Restate the entire listing word for word.
-.-.-
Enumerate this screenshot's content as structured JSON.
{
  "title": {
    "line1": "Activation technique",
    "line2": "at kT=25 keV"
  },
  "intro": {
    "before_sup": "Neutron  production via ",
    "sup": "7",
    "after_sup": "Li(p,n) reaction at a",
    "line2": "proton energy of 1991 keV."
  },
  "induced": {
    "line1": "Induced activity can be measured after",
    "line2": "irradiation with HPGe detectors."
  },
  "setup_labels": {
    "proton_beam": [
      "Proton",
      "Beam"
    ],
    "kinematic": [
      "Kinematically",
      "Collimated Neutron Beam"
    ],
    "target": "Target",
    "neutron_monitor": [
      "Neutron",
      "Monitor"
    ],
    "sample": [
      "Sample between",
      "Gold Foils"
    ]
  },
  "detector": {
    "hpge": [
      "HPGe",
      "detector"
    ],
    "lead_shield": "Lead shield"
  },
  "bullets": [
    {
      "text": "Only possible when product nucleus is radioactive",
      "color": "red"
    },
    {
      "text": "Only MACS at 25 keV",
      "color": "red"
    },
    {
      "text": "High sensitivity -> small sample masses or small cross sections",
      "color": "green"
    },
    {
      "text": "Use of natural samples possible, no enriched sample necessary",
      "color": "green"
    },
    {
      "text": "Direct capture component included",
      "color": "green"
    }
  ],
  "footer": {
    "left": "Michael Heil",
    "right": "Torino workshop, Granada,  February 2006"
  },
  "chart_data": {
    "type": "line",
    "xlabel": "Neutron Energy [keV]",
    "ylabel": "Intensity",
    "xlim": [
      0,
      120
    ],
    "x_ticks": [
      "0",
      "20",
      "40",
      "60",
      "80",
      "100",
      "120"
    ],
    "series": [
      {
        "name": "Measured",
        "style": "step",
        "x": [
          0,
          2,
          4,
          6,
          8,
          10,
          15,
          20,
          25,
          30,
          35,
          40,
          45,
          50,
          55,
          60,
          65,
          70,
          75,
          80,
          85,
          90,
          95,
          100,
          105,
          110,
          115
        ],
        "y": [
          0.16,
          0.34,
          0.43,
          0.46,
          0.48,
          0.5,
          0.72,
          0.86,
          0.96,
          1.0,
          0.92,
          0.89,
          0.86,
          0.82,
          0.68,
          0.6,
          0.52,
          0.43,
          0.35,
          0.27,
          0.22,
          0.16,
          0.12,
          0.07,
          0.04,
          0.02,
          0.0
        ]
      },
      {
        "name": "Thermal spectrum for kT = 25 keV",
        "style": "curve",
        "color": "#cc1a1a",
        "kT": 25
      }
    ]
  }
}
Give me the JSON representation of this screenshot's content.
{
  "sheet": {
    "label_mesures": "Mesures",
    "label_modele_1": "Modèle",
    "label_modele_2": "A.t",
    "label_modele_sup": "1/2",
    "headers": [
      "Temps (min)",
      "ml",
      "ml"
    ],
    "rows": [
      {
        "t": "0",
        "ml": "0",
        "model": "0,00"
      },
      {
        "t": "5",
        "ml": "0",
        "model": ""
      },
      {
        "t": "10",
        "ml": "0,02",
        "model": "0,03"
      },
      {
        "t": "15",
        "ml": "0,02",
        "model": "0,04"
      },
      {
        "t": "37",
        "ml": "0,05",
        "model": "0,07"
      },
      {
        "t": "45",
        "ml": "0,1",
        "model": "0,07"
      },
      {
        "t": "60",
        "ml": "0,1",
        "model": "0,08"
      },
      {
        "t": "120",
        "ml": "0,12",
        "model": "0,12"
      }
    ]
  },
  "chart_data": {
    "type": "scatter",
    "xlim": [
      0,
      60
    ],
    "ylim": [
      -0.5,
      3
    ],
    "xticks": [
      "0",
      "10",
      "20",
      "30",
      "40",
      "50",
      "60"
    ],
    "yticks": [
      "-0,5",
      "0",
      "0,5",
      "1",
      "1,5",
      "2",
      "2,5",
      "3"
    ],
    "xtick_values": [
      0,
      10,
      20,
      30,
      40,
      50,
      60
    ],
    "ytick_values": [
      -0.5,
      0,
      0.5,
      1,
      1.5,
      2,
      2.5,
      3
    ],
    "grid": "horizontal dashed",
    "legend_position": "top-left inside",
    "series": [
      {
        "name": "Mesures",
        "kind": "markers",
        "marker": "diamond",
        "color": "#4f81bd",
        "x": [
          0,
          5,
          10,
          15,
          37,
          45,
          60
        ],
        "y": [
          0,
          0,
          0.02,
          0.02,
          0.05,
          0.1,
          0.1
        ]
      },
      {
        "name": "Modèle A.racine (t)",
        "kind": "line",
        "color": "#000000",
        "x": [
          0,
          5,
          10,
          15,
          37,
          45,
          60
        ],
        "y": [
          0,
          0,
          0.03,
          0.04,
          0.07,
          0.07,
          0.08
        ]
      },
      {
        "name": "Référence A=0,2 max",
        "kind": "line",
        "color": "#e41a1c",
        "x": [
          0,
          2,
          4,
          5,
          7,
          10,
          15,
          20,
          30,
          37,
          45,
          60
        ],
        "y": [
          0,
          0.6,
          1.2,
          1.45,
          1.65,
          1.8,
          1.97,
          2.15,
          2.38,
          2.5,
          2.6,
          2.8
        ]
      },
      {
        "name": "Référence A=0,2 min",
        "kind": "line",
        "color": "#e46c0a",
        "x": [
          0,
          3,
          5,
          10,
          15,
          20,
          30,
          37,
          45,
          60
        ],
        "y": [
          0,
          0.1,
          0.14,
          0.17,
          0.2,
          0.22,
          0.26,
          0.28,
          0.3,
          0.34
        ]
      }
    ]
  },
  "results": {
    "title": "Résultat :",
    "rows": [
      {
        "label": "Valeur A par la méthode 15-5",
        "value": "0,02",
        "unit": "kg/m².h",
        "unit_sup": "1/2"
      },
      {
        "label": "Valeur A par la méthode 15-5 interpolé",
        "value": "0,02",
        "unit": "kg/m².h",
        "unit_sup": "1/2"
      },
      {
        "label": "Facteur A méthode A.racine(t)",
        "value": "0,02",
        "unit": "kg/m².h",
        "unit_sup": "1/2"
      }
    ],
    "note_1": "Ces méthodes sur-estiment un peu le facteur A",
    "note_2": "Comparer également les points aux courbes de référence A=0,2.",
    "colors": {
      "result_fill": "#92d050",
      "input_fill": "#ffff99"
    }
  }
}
-.-.-
CORRECT RESULT:
Enumerate this screenshot's content as structured JSON.
{
  "title": {
    "line1": "Activation technique",
    "line2": "at kT=25 keV"
  },
  "intro": {
    "before_sup": "Neutron  production via ",
    "sup": "7",
    "after_sup": "Li(p,n) reaction at a",
    "line2": "proton energy of 1991 keV."
  },
  "induced": {
    "line1": "Induced activity can be measured after",
    "line2": "irradiation with HPGe detectors."
  },
  "setup_labels": {
    "proton_beam": [
      "Proton",
      "Beam"
    ],
    "kinematic": [
      "Kinematically",
      "Collimated Neutron Beam"
    ],
    "target": "Target",
    "neutron_monitor": [
      "Neutron",
      "Monitor"
    ],
    "sample": [
      "Sample between",
      "Gold Foils"
    ]
  },
  "detector": {
    "hpge": [
      "HPGe",
      "detector"
    ],
    "lead_shield": "Lead shield"
  },
  "bullets": [
    {
      "text": "Only possible when product nucleus is radioactive",
      "color": "red"
    },
    {
      "text": "Only MACS at 25 keV",
      "color": "red"
    },
    {
      "text": "High sensitivity -> small sample masses or small cross sections",
      "color": "green"
    },
    {
      "text": "Use of natural samples possible, no enriched sample necessary",
      "color": "green"
    },
    {
      "text": "Direct capture component included",
      "color": "green"
    }
  ],
  "footer": {
    "left": "Michael Heil",
    "right": "Torino workshop, Granada,  February 2006"
  },
  "chart_data": {
    "type": "line",
    "xlabel": "Neutron Energy [keV]",
    "ylabel": "Intensity",
    "xlim": [
      0,
      120
    ],
    "x_ticks": [
      "0",
      "20",
      "40",
      "60",
      "80",
      "100",
      "120"
    ],
    "series": [
      {
        "name": "Measured",
        "style": "step",
        "x": [
          0,
          2,
          4,
          6,
          8,
          10,
          15,
          20,
          25,
          30,
          35,
          40,
          45,
          50,
          55,
          60,
          65,
          70,
          75,
          80,
          85,
          90,
          95,
          100,
          105,
          110,
          115
        ],
        "y": [
          0.16,
          0.34,
          0.43,
          0.46,
          0.48,
          0.5,
          0.72,
          0.86,
          0.96,
          1.0,
          0.92,
          0.89,
          0.86,
          0.82,
          0.68,
          0.6,
          0.52,
          0.43,
          0.35,
          0.27,
          0.22,
          0.16,
          0.12,
          0.07,
          0.04,
          0.02,
          0.0
        ]
      },
      {
        "name": "Thermal spectrum for kT = 25 keV",
        "style": "curve",
        "color": "#cc1a1a",
        "kT": 25
      }
    ]
  }
}
Give me the JSON representation of this screenshot's content.
{
  "sheet": {
    "label_mesures": "Mesures",
    "label_modele_1": "Modèle",
    "label_modele_2": "A.t",
    "label_modele_sup": "1/2",
    "headers": [
      "Temps (min)",
      "ml",
      "ml"
    ],
    "rows": [
      {
        "t": "0",
        "ml": "0",
        "model": "0,00"
      },
      {
        "t": "5",
        "ml": "0",
        "model": ""
      },
      {
        "t": "10",
        "ml": "0,02",
        "model": "0,03"
      },
      {
        "t": "15",
        "ml": "0,02",
        "model": "0,04"
      },
      {
        "t": "37",
        "ml": "0,05",
        "model": "0,07"
      },
      {
        "t": "45",
        "ml": "0,1",
        "model": "0,07"
      },
      {
        "t": "60",
        "ml": "0,1",
        "model": "0,08"
      },
      {
        "t": "120",
        "ml": "0,12",
        "model": "0,12"
      }
    ]
  },
  "chart_data": {
    "type": "scatter",
    "xlim": [
      0,
      60
    ],
    "ylim": [
      -0.5,
      3
    ],
    "xticks": [
      "0",
      "10",
      "20",
      "30",
      "40",
      "50",
      "60"
    ],
    "yticks": [
      "-0,5",
      "0",
      "0,5",
      "1",
      "1,5",
      "2",
      "2,5",
      "3"
    ],
    "xtick_values": [
      0,
      10,
      20,
      30,
      40,
      50,
      60
    ],
    "ytick_values": [
      -0.5,
      0,
      0.5,
      1,
      1.5,
      2,
      2.5,
      3
    ],
    "grid": "horizontal dashed",
    "legend_position": "top-left inside",
    "series": [
      {
        "name": "Mesures",
        "kind": "markers",
        "marker": "diamond",
        "color": "#4f81bd",
        "x": [
          0,
          5,
          10,
          15,
          37,
          45,
          60
        ],
        "y": [
          0,
          0,
          0.02,
          0.02,
          0.05,
          0.1,
          0.1
        ]
      },
      {
        "name": "Modèle A.racine (t)",
        "kind": "line",
        "color": "#000000",
        "x": [
          0,
          5,
          10,
          15,
          37,
          45,
          60
        ],
        "y": [
          0,
          0,
          0.03,
          0.04,
          0.07,
          0.07,
          0.08
        ]
      },
      {
        "name": "Référence A=0,2 max",
        "kind": "line",
        "color": "#e41a1c",
        "x": [
          0,
          2,
          4,
          5,
          7,
          10,
          15,
          20,
          30,
          37,
          45,
          60
        ],
        "y": [
          0,
          0.6,
          1.2,
          1.45,
          1.65,
          1.8,
          1.97,
          2.15,
          2.38,
          2.5,
          2.6,
          2.8
        ]
      },
      {
        "name": "Référence A=0,2 min",
        "kind": "line",
        "color": "#e46c0a",
        "x": [
          0,
          3,
          5,
          10,
          15,
          20,
          30,
          37,
          45,
          60
        ],
        "y": [
          0,
          0.1,
          0.14,
          0.17,
          0.2,
          0.22,
          0.26,
          0.28,
          0.3,
          0.34
        ]
      }
    ]
  },
  "results": {
    "title": "Résultat :",
    "rows": [
      {
        "label": "Valeur A par la méthode 15-5",
        "value": "0,02",
        "unit": "kg/m².h",
        "unit_sup": "1/2"
      },
      {
        "label": "Valeur A par la méthode 15-5 interpolé",
        "value": "0,02",
        "unit": "kg/m².h",
        "unit_sup": "1/2"
      },
      {
        "label": "Facteur A méthode A.racine(t)",
        "value": "0,02",
        "unit": "kg/m².h",
        "unit_sup": "1/2"
      }
    ],
    "note_1": "Ces méthodes sur-estiment un peu le facteur A",
    "note_2": "Comparer également les points aux courbes de référence A=0,2.",
    "colors": {
      "result_fill": "#92d050",
      "input_fill": "#ffff99"
    }
  }
}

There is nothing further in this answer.